**Instructions**
[1] Answer these questions from the text on the Puroik language, marking each answer with its letter:
(a) Besides their own language, which languages do the Puroik use?
(b) About how many villages are in the East Kameng District circles?
(c) According to the Ethnologue, in how many villages is Puroik spoken, and along which river?
[2] For each statement, say yes or no to whether it agrees with the text on the Puroik language, and quote the words of the text that decide it:
(a) Literacy among the Puroik is about 2%.
(b) Puroik is written only in the Latin alphabet.
(c) In Upper Subansiri District, the Puroik live in the Taksing circle.
[3] Carry on the text about the Puroik language from its last sentence.

**Reading text**
......

The Puroik language, sometimes known as Sulung, is a possible language isolate spoken by the Puroik people of Arunachal Pradesh in India and of Lhünzê County, Tibet, in China.

Besides their own language, the Puroik also use Nishi, Hindi, and Assamese. Literacy is very low, at about 2%. Those who are literate use either the Bengali script, Devanagari or the Latin alphabet to write Puroik.

Geographical distribution
Remsangpuia (2008:17) listed a limited number of Puroik villages. Currently, Puroik are seen inhabiting the following districts and circles of Arunachal Pradesh. They also live in Nyishi, Aka, and Miji areas.

East Kameng District: Chayangtajo, Pipu, Pakke Kessang, Lada, Bameng, Seijosa, Seppa, Sawa, Khenewa, and Pipu-Dipu circles (about 70 villages)
Pakke-Kessang District: Pakke-Kessang and Seijosa circles
Kurung Kumey District: Koloriang, Sarli, Damin, Parsi Parlo, Nyapin, Phassang, and Paniasang circles
Kra Daadi District: Palin, Tali, and Pipsorang circles
Papum Pare District
West Kameng District
Upper Subansiri District: Taksing circle

According to the Ethnologue, Puroik is spoken in 53 villages along the Par River in Arunachal Pradesh.

......

**Given data**

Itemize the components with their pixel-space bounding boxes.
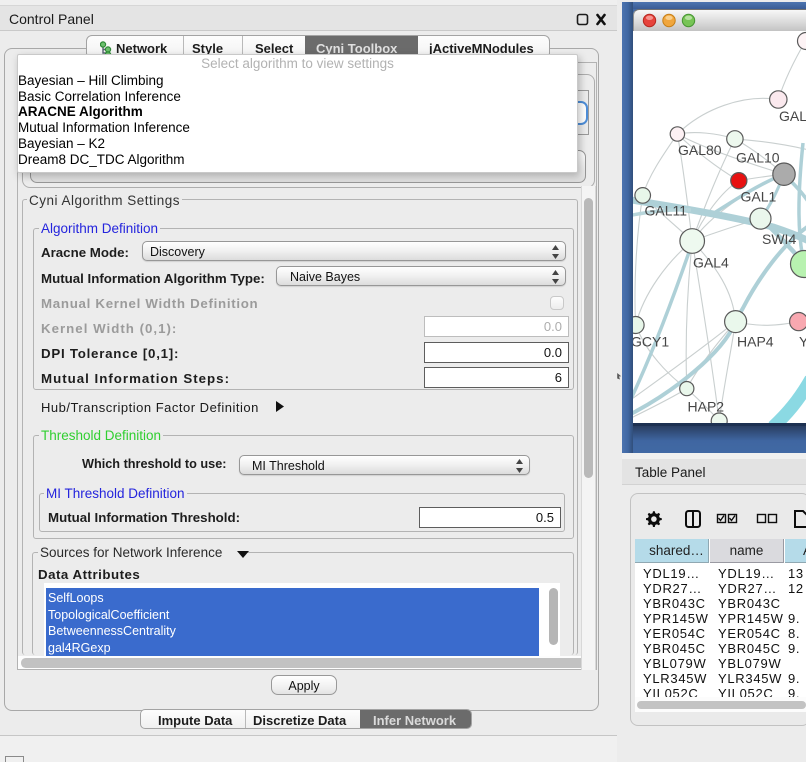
svg-text:GAL11: GAL11 bbox=[645, 203, 688, 219]
svg-text:GCY1: GCY1 bbox=[633, 334, 669, 350]
svg-text:GAL10: GAL10 bbox=[736, 150, 780, 166]
svg-text:Y: Y bbox=[799, 334, 806, 350]
svg-text:GAL1: GAL1 bbox=[741, 189, 777, 205]
svg-text:HAP4: HAP4 bbox=[737, 334, 774, 350]
svg-text:HAP2: HAP2 bbox=[688, 399, 725, 415]
svg-text:GAL7: GAL7 bbox=[779, 108, 806, 124]
svg-text:SWI4: SWI4 bbox=[762, 231, 796, 247]
svg-text:GAL4: GAL4 bbox=[693, 255, 729, 271]
svg-text:GAL80: GAL80 bbox=[678, 142, 722, 158]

......

**Answers in order**
[1]
(a) Nishi, Hindi, and Assamese.
(b) About 70 villages.
(c) 53 villages, along the Par River.

[2]
(a) Yes: "Literacy is very low, at about 2%."
(b) No: "Those who are literate use either the Bengali script, Devanagari or the Latin alphabet to write Puroik."
(c) Yes: "Upper Subansiri District: Taksing circle"

[3]
The Puroik are located from the Upper Subansiri River drainage basin (西巴霞区) to the Tawang River drainage basin (Li 2005). Names include  (autonym) and  (Bangni exonym). There are about 3,000 Puroik as of 2002, who are classified as ethnic Lhoba by the Chinese government.

Dialects
Lieberherr (2015) consider Puroik to be a dialect chain where geographically distant dialects are mutually unintelligible, whereas dialects located close to each other are mutually intelligible. The internal diversity of Puroik is about equal to that of the Western Kho-Bwa branch. Lieberherr (2015) and Lieberherr & Bodt (2017) list the following dialects of Puroik, provided here in geographical order from east to west.
Kurung-Kumey dialect: spoken in Kurung Kumey district, which is located to the east of Chayangtajo. May be most similar to the Puroik dialect described in Li Daqin (2004) and other Chinese sources.
Chayangtajo dialect: spoken in Sanchu and neighboring villages of Chayangtajo circle, East Kameng district, Arunachal Pradesh, India by a few hundred speakers.
Lasumpatte dialect: spoken in Lasumpatte village in Seijosa near the Assam border. Most inhabitants have recently migrated from the Chayangtajo area.
Sario-Saria dialect: spoken in three villages by a few hundred speakers.
Rawa dialect: spoken in several villages in and around Rawa by a few hundred speakers (located between Chayangtajo and Kojo-Rojo). Also includes Poube village.Kojo-Rojo dialect: spoken in the villages of Kojo and Rojo, and possibly also in Jarkam village (mutually intelligible with the Puroik dialect spoken in other villages in Lada circle).
Bulu dialect: spoken only in Bulu village by 7–20 speakers.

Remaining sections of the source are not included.